* start Data excerpts *
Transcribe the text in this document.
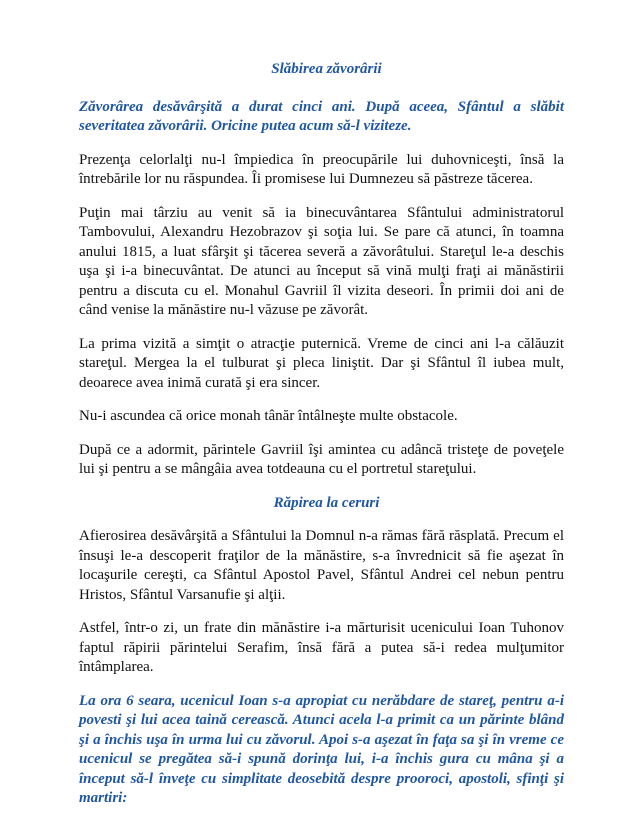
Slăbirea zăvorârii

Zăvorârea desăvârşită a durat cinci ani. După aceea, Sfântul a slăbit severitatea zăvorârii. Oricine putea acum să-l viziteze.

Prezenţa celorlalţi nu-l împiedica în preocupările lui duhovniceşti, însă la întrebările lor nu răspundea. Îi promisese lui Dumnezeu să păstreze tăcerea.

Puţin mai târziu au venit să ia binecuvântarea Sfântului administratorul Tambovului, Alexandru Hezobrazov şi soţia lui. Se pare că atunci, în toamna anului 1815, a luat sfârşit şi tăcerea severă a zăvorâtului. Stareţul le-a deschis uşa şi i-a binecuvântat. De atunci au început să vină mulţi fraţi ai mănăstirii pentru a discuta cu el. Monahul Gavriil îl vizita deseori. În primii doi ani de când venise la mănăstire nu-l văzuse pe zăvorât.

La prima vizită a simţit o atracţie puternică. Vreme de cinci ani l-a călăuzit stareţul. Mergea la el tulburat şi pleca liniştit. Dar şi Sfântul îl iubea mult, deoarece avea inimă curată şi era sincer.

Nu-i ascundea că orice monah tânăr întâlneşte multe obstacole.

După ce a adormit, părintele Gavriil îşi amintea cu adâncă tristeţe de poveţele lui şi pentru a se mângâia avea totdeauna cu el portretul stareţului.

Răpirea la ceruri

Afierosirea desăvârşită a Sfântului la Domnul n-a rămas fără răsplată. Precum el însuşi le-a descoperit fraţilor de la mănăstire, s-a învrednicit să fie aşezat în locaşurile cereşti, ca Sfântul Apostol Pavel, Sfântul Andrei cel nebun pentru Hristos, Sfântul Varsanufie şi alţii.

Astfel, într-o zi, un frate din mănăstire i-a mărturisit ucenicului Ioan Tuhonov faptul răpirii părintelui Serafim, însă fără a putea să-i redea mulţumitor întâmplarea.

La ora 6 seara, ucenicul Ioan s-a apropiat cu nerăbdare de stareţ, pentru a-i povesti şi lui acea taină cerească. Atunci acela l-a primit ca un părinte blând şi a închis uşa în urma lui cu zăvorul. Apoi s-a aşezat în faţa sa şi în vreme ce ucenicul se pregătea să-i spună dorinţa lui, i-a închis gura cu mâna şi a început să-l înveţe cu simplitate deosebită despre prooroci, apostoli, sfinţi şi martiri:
* end Data excerpts *
* start Data excerpts *
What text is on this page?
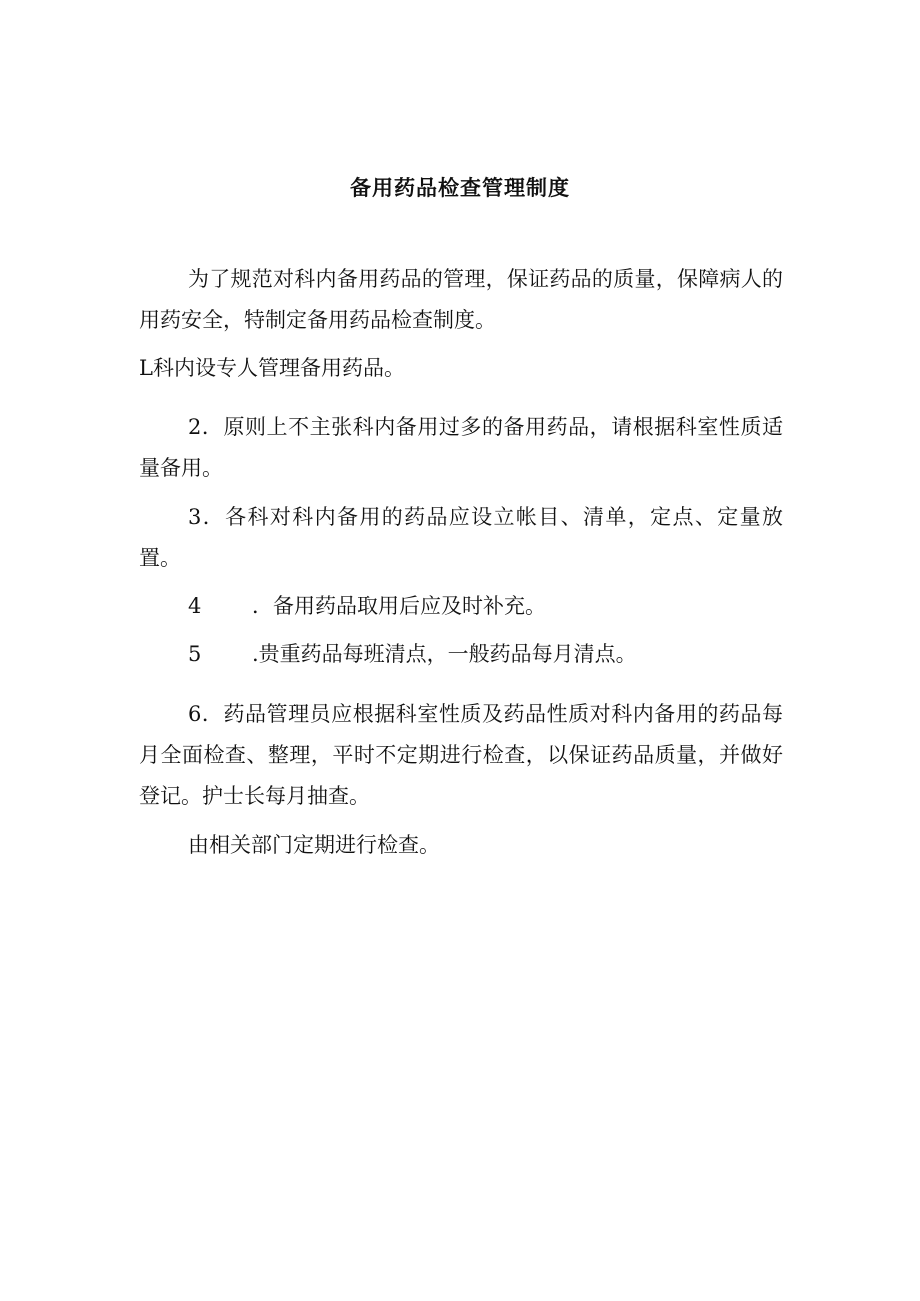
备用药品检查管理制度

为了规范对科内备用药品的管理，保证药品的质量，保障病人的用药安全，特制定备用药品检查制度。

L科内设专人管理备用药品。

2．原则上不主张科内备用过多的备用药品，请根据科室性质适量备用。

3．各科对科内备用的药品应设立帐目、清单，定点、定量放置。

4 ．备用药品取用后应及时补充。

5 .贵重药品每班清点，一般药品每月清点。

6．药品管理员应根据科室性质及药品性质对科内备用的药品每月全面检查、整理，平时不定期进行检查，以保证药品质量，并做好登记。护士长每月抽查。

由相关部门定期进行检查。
* end Data excerpts *
* start Data excerpts *
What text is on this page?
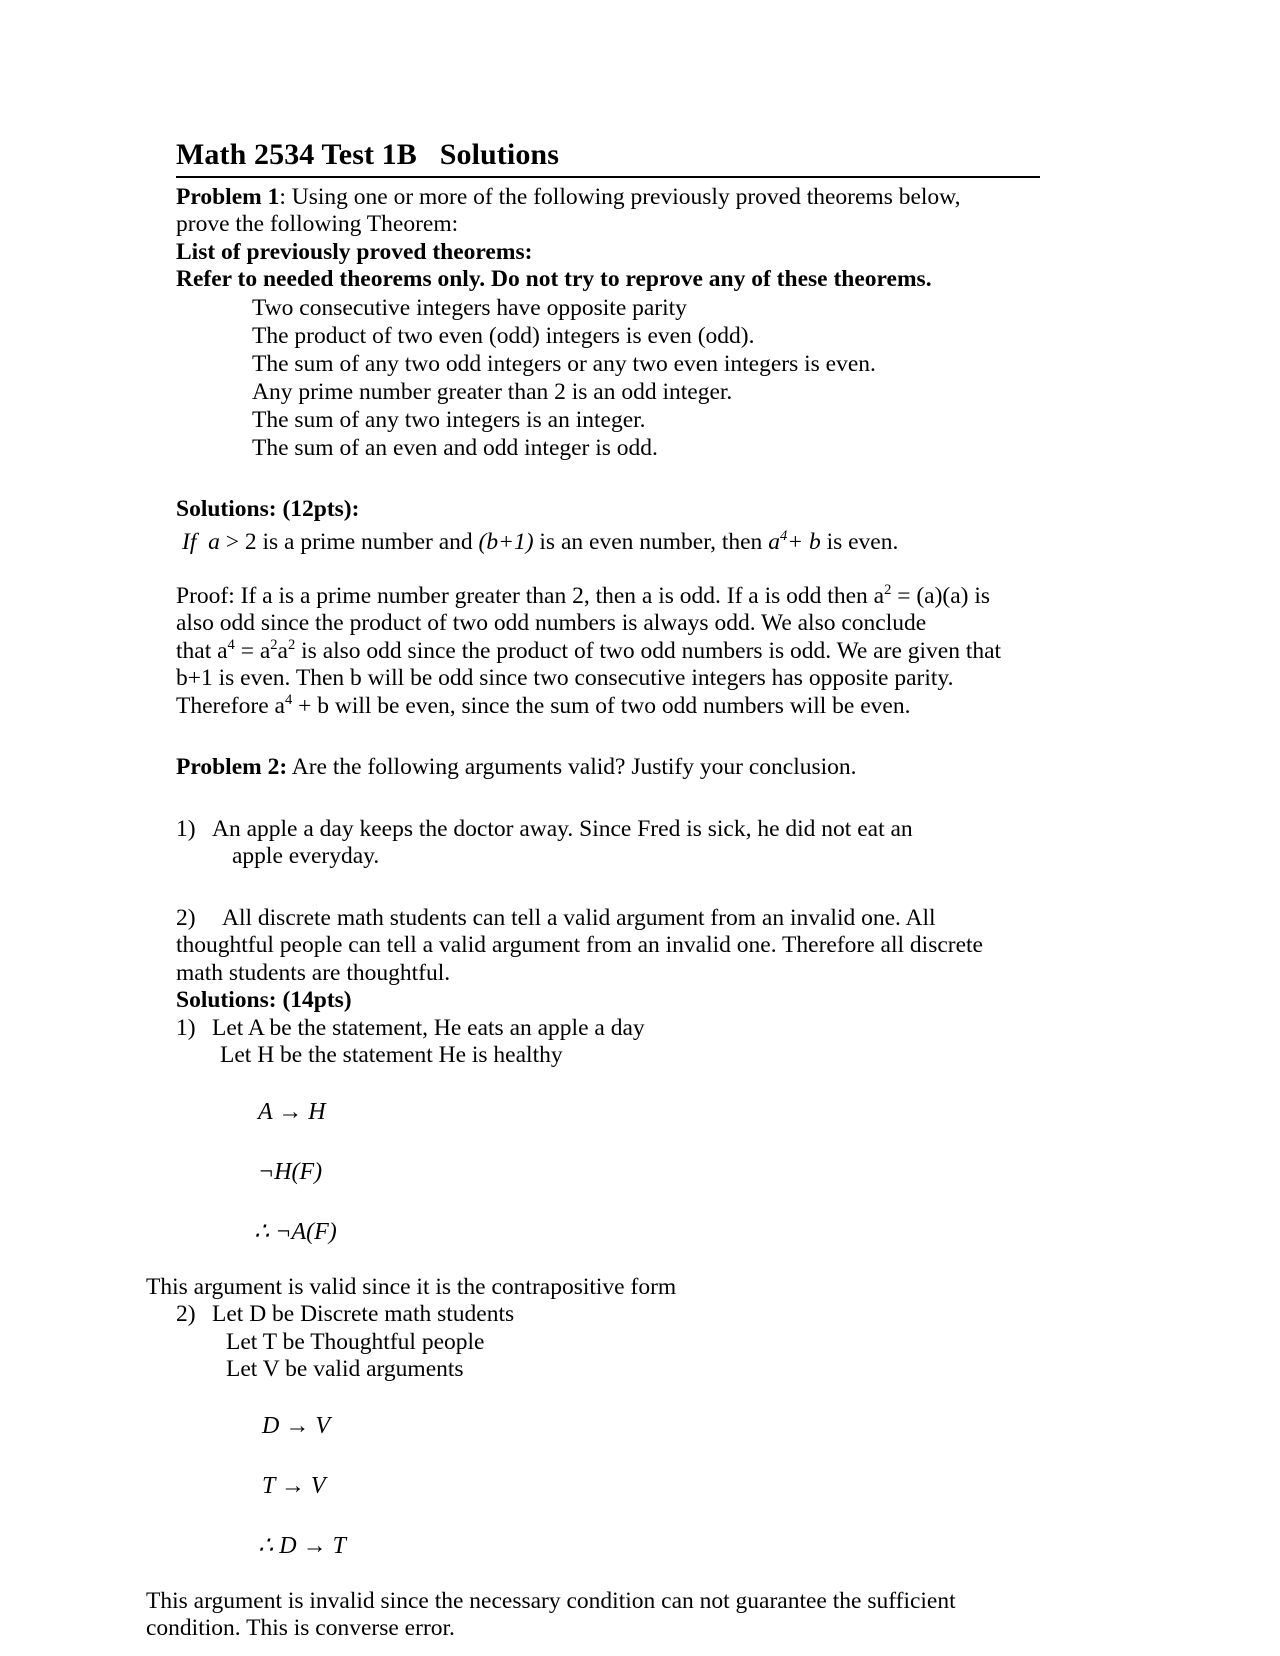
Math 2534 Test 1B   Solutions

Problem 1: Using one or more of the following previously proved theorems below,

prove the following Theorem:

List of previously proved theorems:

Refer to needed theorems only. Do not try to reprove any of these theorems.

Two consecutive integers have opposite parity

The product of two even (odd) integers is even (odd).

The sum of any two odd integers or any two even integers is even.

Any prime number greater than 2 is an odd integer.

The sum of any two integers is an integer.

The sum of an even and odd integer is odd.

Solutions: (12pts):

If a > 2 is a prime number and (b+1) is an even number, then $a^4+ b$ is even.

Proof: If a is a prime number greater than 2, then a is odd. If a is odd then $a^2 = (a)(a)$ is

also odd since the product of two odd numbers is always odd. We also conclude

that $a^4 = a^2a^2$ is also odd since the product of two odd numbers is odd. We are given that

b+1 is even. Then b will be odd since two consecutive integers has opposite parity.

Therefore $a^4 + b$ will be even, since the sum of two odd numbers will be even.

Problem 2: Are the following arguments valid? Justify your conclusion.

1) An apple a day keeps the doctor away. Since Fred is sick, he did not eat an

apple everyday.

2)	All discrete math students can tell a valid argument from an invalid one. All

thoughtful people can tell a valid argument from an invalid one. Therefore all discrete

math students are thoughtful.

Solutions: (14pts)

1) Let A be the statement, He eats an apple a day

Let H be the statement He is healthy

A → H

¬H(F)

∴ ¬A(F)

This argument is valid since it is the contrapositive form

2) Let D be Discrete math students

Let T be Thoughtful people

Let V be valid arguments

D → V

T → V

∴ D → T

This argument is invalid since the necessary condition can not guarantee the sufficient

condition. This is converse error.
* end Data excerpts *
Exercise objective:
In the lines above, find each one with "tăcerea" and list it.

The solution:
Prezenţa celorlalţi nu-l împiedica în preocupările lui duhovniceşti, însă la întrebările lor nu răspundea. Îi promisese lui Dumnezeu să păstreze tăcerea.
Puţin mai târziu au venit să ia binecuvântarea Sfântului administratorul Tambovului, Alexandru Hezobrazov şi soţia lui. Se pare că atunci, în toamna anului 1815, a luat sfârşit şi tăcerea severă a zăvorâtului. Stareţul le-a deschis uşa şi i-a binecuvântat. De atunci au început să vină mulţi fraţi ai mănăstirii pentru a discuta cu el. Monahul Gavriil îl vizita deseori. În primii doi ani de când venise la mănăstire nu-l văzuse pe zăvorât.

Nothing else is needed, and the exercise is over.